Goal of the exercise:
Filter this material down to the lines that hold "date", copying each one.
— START Record extracts —
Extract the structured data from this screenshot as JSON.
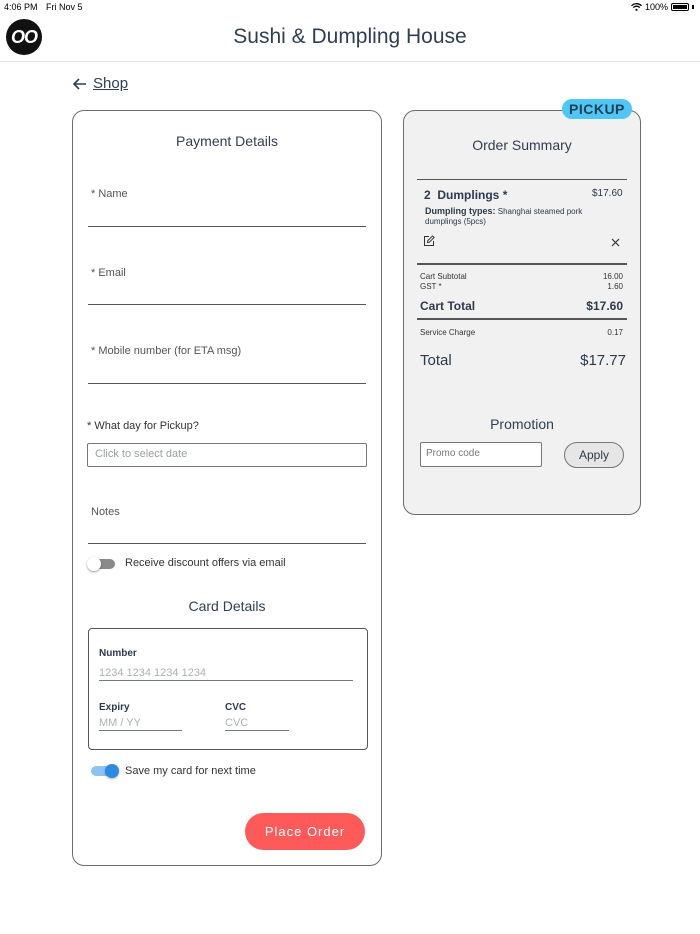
{
  "status_bar": {
    "time": "4:06 PM",
    "date": "Fri Nov 5",
    "battery": "100%"
  },
  "header": {
    "logo_text": "OO",
    "title": "Sushi & Dumpling House"
  },
  "nav": {
    "back_label": "Shop",
    "back_icon": "arrow-left-icon"
  },
  "payment": {
    "title": "Payment Details",
    "name_label": "* Name",
    "email_label": "* Email",
    "mobile_label": "* Mobile number (for ETA msg)",
    "pickup_day_label": "* What day for Pickup?",
    "date_placeholder": "Click to select date",
    "notes_label": "Notes",
    "discount_toggle_label": "Receive discount offers via email",
    "discount_toggle_on": false
  },
  "card": {
    "title": "Card Details",
    "number_label": "Number",
    "number_placeholder": "1234 1234 1234 1234",
    "expiry_label": "Expiry",
    "expiry_placeholder": "MM / YY",
    "cvc_label": "CVC",
    "cvc_placeholder": "CVC",
    "save_toggle_label": "Save my card for next time",
    "save_toggle_on": true
  },
  "place_order": {
    "label": "Place Order",
    "color": "#ff5a5a"
  },
  "summary": {
    "badge": "PICKUP",
    "title": "Order Summary",
    "item": {
      "qty": "2",
      "name": "Dumplings *",
      "price": "$17.60",
      "option_label": "Dumpling types:",
      "option_value": "Shanghai steamed pork dumplings (5pcs)"
    },
    "cart_subtotal_label": "Cart Subtotal",
    "cart_subtotal_value": "16.00",
    "gst_label": "GST *",
    "gst_value": "1.60",
    "cart_total_label": "Cart Total",
    "cart_total_value": "$17.60",
    "service_charge_label": "Service Charge",
    "service_charge_value": "0.17",
    "total_label": "Total",
    "total_value": "$17.77"
  },
  "promotion": {
    "title": "Promotion",
    "placeholder": "Promo code",
    "apply_label": "Apply"
  }
}
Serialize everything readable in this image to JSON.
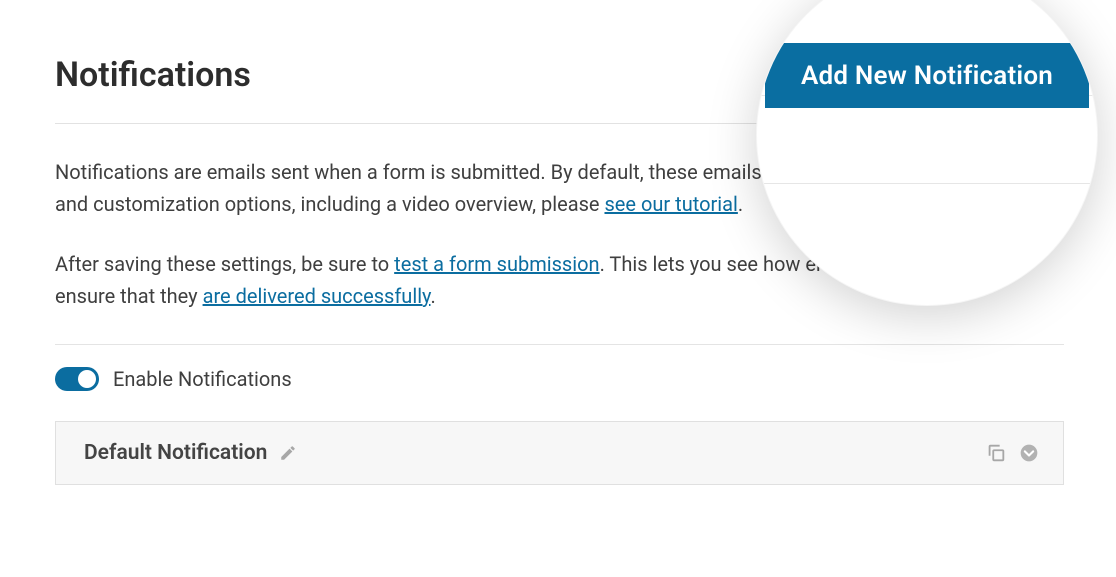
{
  "page": {
    "title": "Notifications"
  },
  "description": {
    "para1_prefix": "Notifications are emails sent when a form is submitted. By default, these emails include entry details. For setup and customization options, including a video overview, please ",
    "para1_link": "see our tutorial",
    "para1_suffix": ".",
    "para2_prefix": "After saving these settings, be sure to ",
    "para2_link1": "test a form submission",
    "para2_mid": ". This lets you see how emails will look, and to ensure that they ",
    "para2_link2": "are delivered successfully",
    "para2_suffix": "."
  },
  "toggle": {
    "enabled": true,
    "label": "Enable Notifications"
  },
  "notification_item": {
    "title": "Default Notification"
  },
  "add_button": {
    "label": "Add New Notification"
  },
  "colors": {
    "accent": "#0a6ea1",
    "link": "#0b6da0"
  }
}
— END Record extracts —
Response below:
    "date": "Fri Nov 5",
    "date_placeholder": "Click to select date",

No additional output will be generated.